**Stated task:** Could you copy every line from the material below in which "screenshot" appears?

— BEGIN —

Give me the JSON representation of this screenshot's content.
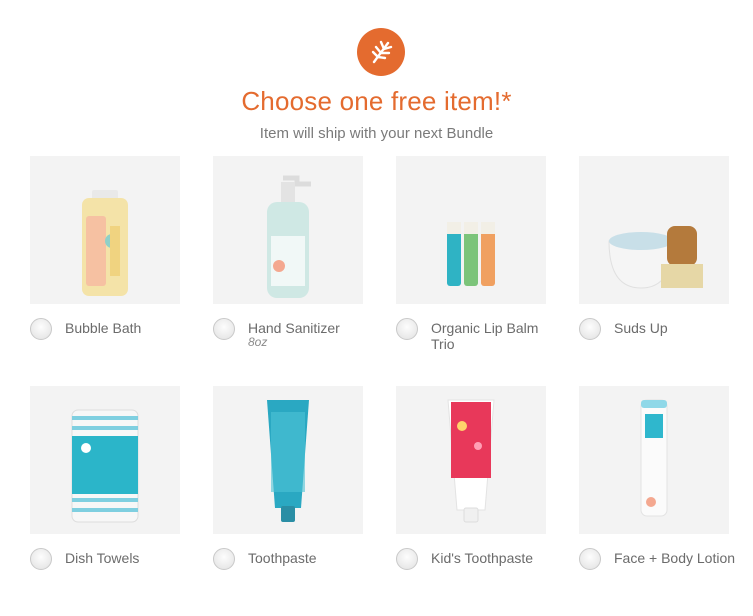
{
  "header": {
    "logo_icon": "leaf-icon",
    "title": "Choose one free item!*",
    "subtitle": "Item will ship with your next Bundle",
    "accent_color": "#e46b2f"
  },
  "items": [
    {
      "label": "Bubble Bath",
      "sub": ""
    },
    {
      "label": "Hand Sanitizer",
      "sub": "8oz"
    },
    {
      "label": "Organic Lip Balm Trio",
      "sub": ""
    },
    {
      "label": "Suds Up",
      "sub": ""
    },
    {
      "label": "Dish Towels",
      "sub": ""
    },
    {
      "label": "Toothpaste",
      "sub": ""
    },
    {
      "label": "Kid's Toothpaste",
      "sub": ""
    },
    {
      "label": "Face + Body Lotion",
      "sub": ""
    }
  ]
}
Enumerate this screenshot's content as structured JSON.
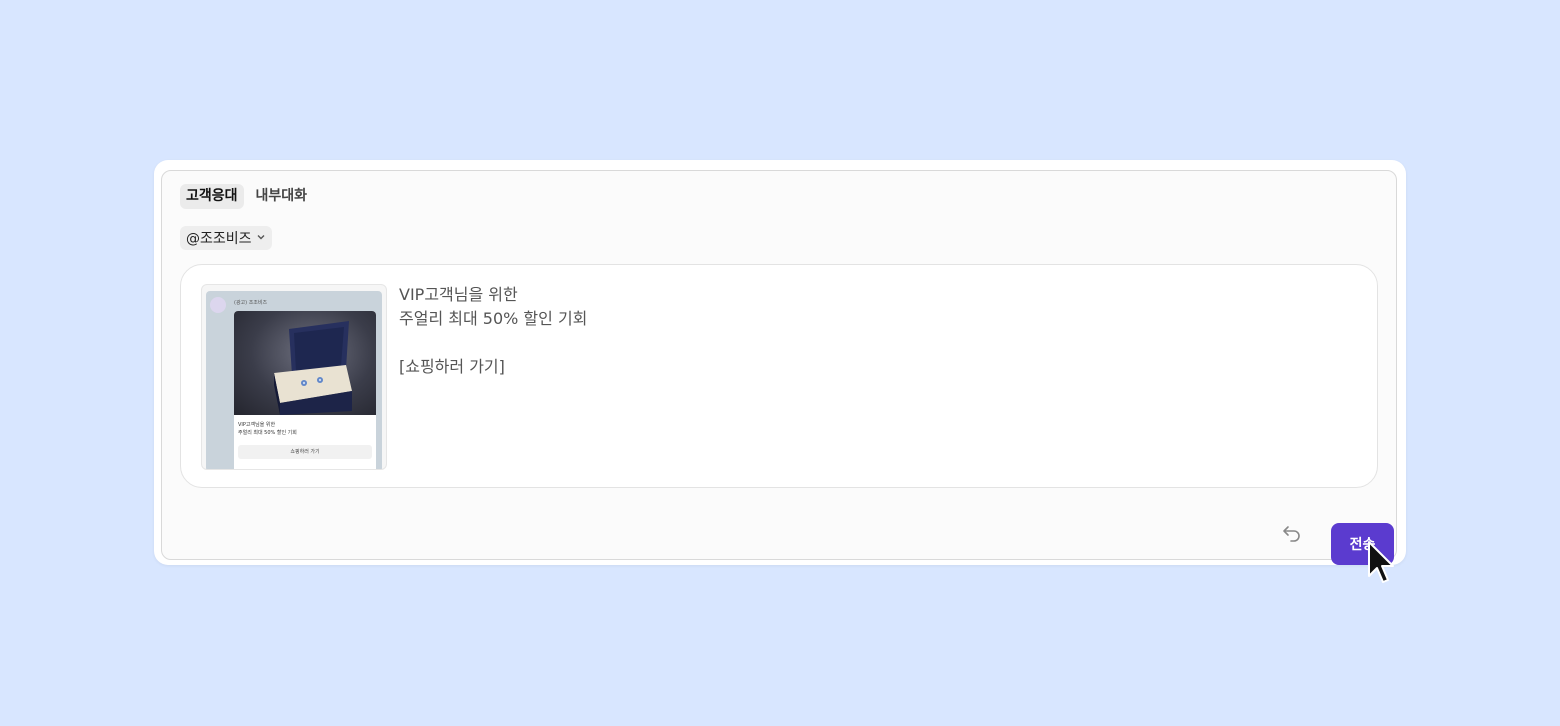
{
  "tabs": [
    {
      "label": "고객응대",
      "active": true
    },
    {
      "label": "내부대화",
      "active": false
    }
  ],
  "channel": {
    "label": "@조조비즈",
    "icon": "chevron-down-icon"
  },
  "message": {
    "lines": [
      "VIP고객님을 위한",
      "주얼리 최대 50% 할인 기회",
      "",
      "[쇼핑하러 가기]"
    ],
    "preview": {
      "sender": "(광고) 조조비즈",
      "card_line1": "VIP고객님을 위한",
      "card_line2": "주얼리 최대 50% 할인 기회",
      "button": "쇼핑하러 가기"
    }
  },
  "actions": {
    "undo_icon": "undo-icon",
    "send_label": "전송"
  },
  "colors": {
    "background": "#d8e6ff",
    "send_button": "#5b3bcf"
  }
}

— END —

**Result:**
Give me the JSON representation of this screenshot's content.
Enumerate this screenshot's content as structured JSON.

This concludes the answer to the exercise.